▶ [DATASET CONTENT]:
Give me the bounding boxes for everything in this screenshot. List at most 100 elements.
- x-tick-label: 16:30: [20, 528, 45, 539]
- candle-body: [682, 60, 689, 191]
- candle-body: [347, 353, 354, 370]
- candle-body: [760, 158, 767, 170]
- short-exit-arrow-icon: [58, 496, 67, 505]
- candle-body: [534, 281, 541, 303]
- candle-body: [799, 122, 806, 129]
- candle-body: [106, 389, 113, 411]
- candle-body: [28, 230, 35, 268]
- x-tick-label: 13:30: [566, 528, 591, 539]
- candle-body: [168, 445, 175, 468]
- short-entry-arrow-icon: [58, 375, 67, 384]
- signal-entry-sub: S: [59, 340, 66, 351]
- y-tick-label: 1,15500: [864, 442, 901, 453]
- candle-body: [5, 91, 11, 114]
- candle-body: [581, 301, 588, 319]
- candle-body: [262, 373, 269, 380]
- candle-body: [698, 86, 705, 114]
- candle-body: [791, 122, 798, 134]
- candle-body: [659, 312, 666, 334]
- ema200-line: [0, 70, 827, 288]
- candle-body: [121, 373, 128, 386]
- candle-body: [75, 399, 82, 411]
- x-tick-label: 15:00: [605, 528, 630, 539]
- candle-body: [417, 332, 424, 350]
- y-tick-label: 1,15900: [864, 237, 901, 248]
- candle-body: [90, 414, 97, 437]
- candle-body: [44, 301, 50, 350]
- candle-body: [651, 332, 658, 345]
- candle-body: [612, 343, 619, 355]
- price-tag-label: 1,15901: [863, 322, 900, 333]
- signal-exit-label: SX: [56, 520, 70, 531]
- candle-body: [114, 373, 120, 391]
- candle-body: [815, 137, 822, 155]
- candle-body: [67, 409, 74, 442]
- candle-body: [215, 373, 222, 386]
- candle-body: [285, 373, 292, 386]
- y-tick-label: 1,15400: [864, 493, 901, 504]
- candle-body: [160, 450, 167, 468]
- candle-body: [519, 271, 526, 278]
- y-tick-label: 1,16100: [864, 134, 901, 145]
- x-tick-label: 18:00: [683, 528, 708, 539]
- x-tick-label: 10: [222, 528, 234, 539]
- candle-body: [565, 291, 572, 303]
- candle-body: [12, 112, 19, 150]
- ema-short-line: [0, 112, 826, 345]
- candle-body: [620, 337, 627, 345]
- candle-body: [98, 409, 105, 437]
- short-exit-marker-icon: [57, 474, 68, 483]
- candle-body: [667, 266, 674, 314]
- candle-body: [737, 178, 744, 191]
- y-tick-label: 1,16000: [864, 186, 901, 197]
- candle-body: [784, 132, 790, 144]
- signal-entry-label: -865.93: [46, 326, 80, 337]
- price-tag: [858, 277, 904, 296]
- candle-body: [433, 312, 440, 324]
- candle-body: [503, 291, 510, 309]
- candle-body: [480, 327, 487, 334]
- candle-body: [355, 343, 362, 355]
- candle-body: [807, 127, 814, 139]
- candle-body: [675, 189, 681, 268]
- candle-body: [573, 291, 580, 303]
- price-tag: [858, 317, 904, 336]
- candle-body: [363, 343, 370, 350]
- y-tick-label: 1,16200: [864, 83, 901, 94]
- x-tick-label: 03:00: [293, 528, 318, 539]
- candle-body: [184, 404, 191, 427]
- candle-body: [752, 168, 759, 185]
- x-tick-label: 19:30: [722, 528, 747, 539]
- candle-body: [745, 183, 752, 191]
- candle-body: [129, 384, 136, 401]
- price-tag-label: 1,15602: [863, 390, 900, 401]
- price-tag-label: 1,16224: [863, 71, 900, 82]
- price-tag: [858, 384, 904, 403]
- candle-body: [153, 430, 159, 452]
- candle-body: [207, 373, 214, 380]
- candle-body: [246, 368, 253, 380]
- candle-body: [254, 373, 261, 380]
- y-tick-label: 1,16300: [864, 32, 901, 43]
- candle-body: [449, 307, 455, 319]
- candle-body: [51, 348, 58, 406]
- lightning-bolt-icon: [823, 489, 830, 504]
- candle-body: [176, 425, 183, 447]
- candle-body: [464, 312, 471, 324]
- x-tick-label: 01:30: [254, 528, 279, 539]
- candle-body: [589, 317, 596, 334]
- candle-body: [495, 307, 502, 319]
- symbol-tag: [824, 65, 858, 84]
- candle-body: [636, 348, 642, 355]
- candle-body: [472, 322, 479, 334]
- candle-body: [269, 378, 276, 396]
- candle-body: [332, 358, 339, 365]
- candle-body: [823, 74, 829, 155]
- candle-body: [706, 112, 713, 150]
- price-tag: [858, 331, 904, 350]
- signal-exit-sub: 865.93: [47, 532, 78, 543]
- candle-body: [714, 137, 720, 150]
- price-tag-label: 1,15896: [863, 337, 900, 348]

▶ [DESCRIPTION OF THE TASK]: Filter the items above, keeping every line that contains the word "short" with matching case, and copy those lines.

▶ [EXERCISE RESPONSE]:
- short-exit-arrow-icon: [58, 496, 67, 505]
- short-entry-arrow-icon: [58, 375, 67, 384]
- ema-short-line: [0, 112, 826, 345]
- short-exit-marker-icon: [57, 474, 68, 483]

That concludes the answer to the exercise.